» WRITTEN PROBLEM
Copy the lines word for word, starting with the line that contains "Text: (Side View): (Side" and continuing through the line that contains "709, 168, 722]", and include both of those lines.

— START OF PROVIDED DATA —

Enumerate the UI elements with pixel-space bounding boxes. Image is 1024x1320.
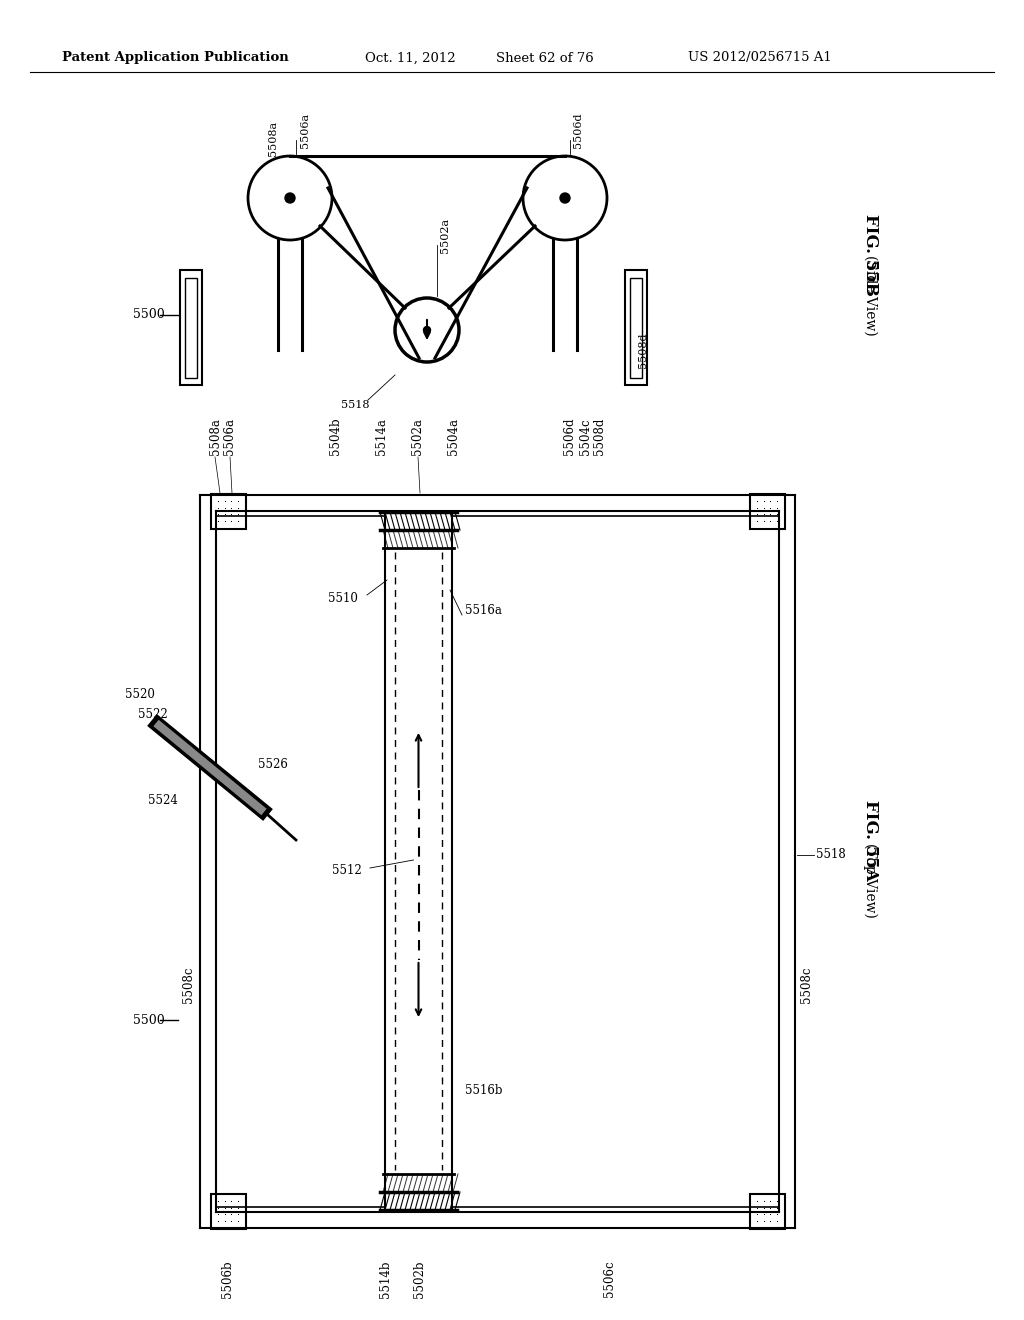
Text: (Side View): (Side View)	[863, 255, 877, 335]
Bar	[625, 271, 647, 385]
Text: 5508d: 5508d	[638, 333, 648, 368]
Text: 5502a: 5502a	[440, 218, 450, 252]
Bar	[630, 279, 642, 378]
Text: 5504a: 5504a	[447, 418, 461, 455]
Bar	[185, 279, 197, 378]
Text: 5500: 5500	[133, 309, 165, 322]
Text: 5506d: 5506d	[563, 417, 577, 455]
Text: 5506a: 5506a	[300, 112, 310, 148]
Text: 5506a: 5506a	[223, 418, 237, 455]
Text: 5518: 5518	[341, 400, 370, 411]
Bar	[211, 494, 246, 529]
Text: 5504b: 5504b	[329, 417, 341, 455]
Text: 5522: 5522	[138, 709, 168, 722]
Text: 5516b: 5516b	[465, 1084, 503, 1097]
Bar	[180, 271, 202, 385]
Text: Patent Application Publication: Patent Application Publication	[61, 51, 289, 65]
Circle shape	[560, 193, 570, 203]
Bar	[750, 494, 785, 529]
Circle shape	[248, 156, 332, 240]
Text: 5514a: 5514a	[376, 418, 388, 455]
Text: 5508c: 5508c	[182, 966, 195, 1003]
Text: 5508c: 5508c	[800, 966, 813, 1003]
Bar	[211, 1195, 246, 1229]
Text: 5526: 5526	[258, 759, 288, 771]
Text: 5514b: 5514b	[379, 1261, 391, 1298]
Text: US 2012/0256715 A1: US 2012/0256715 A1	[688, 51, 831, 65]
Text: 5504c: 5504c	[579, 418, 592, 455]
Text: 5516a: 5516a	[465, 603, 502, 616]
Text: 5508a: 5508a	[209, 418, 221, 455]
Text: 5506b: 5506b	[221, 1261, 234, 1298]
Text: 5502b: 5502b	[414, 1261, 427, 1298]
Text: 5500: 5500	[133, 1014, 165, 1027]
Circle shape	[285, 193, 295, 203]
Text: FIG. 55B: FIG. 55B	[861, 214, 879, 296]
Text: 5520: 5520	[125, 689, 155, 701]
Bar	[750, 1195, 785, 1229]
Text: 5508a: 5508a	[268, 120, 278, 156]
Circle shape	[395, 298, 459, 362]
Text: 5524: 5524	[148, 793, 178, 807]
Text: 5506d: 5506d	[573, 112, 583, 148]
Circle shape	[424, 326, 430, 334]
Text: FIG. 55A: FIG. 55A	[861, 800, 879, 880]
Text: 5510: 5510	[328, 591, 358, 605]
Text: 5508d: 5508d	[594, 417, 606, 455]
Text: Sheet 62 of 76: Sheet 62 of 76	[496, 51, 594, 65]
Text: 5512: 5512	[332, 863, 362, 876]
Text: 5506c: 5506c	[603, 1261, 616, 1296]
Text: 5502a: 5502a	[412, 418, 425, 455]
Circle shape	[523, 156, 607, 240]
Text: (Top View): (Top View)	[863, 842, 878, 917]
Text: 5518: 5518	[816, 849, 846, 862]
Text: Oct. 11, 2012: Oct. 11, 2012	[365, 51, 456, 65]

— END OF PROVIDED DATA —

» FINAL ANSWER
Text: (Side View): (Side View)	[863, 255, 877, 335]
Bar	[625, 271, 647, 385]
Text: 5508d: 5508d	[638, 333, 648, 368]
Text: 5502a: 5502a	[440, 218, 450, 252]
Bar	[630, 279, 642, 378]
Text: 5504a: 5504a	[447, 418, 461, 455]
Bar	[185, 279, 197, 378]
Text: 5500: 5500	[133, 309, 165, 322]
Text: 5506d: 5506d	[563, 417, 577, 455]
Text: 5506a: 5506a	[300, 112, 310, 148]
Text: 5506a: 5506a	[223, 418, 237, 455]
Text: 5518: 5518	[341, 400, 370, 411]
Bar	[211, 494, 246, 529]
Text: 5504b: 5504b	[329, 417, 341, 455]
Text: 5522: 5522	[138, 709, 168, 722]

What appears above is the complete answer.